### INFORMATION SHOWN:
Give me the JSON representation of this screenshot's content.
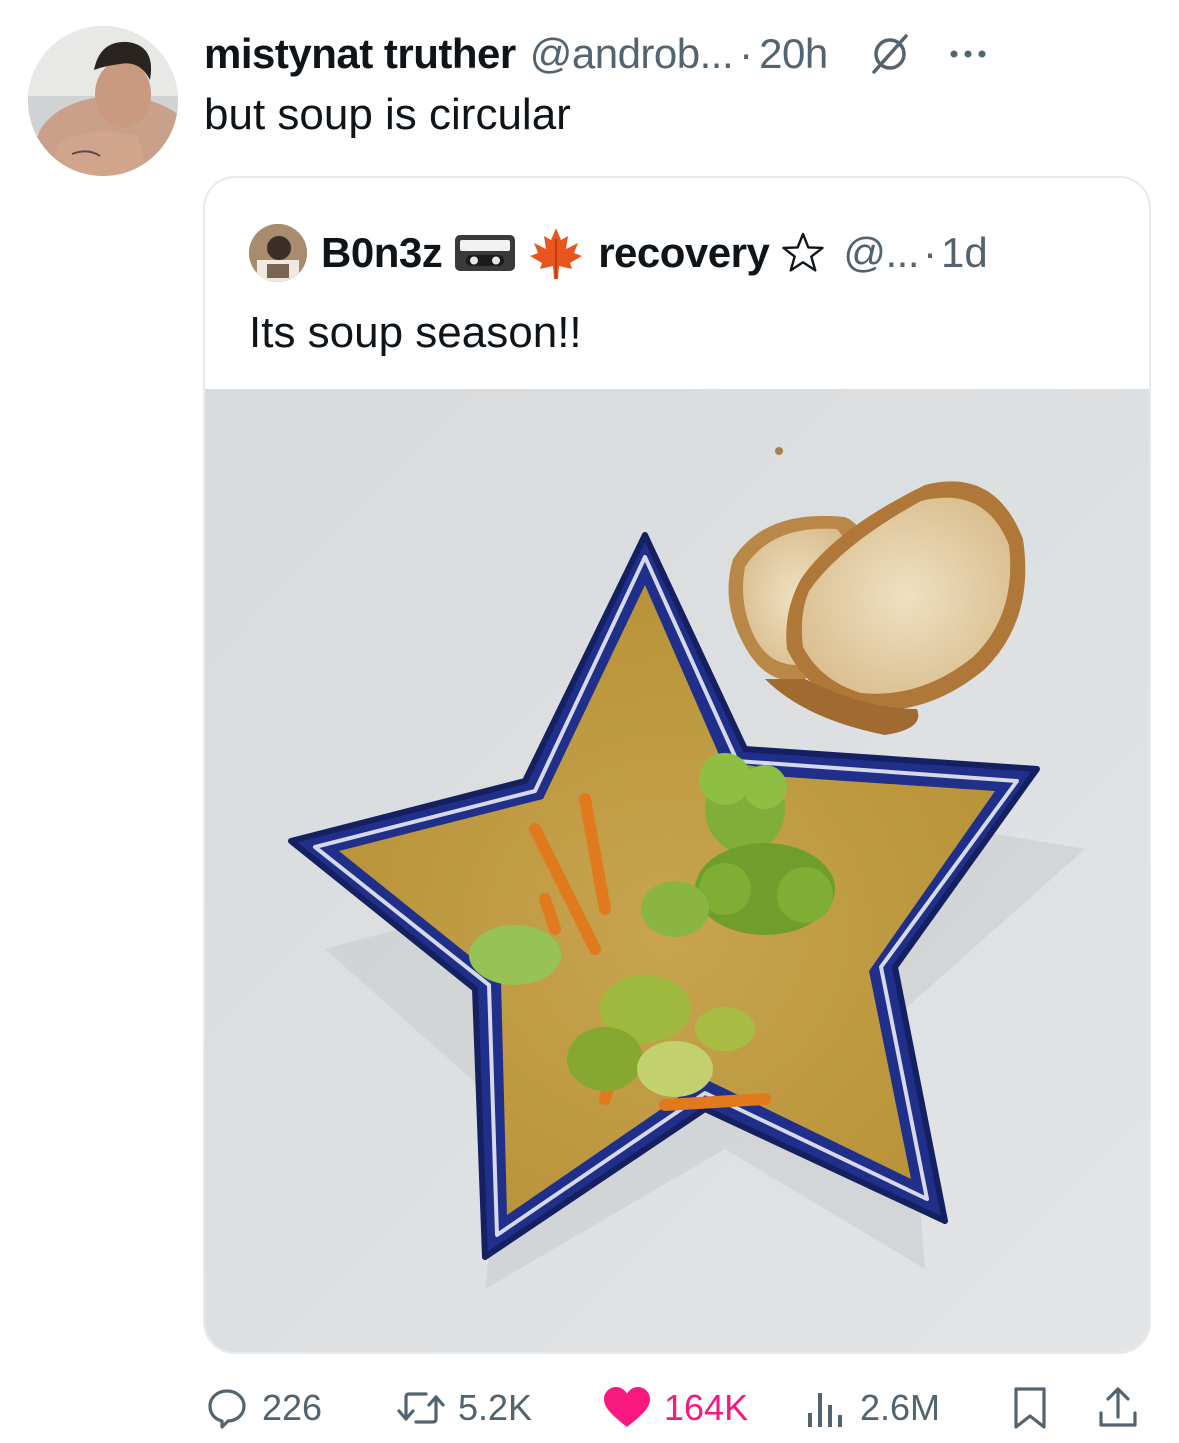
{
  "tweet": {
    "display_name": "mistynat truther",
    "handle": "@androb...",
    "dot": "·",
    "time": "20h",
    "text": "but soup is circular"
  },
  "quoted": {
    "display_name": "B0n3z",
    "name_suffix": "recovery",
    "handle": "@...",
    "dot": "·",
    "time": "1d",
    "text": "Its soup season!!"
  },
  "actions": {
    "replies": "226",
    "reposts": "5.2K",
    "likes": "164K",
    "views": "2.6M"
  },
  "colors": {
    "text": "#0f1419",
    "muted": "#536471",
    "like": "#f91880",
    "border": "#e7e9eb",
    "bowl_blue": "#1f2f8a"
  },
  "icons": [
    "grok-icon",
    "more-icon",
    "vhs-tape-icon",
    "maple-leaf-icon",
    "star-outline-icon",
    "reply-icon",
    "repost-icon",
    "heart-icon",
    "views-icon",
    "bookmark-icon",
    "share-icon"
  ]
}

### WRITTEN REQUEST:
Give back each entry exactly as it appears, with no pictures.

### TASK OUTPUT:
Give me the JSON representation of this screenshot's content.
{
  "tweet": {
    "display_name": "mistynat truther",
    "handle": "@androb...",
    "dot": "·",
    "time": "20h",
    "text": "but soup is circular"
  },
  "quoted": {
    "display_name": "B0n3z",
    "name_suffix": "recovery",
    "handle": "@...",
    "dot": "·",
    "time": "1d",
    "text": "Its soup season!!"
  },
  "actions": {
    "replies": "226",
    "reposts": "5.2K",
    "likes": "164K",
    "views": "2.6M"
  },
  "colors": {
    "text": "#0f1419",
    "muted": "#536471",
    "like": "#f91880",
    "border": "#e7e9eb",
    "bowl_blue": "#1f2f8a"
  },
  "icons": [
    "grok-icon",
    "more-icon",
    "vhs-tape-icon",
    "maple-leaf-icon",
    "star-outline-icon",
    "reply-icon",
    "repost-icon",
    "heart-icon",
    "views-icon",
    "bookmark-icon",
    "share-icon"
  ]
}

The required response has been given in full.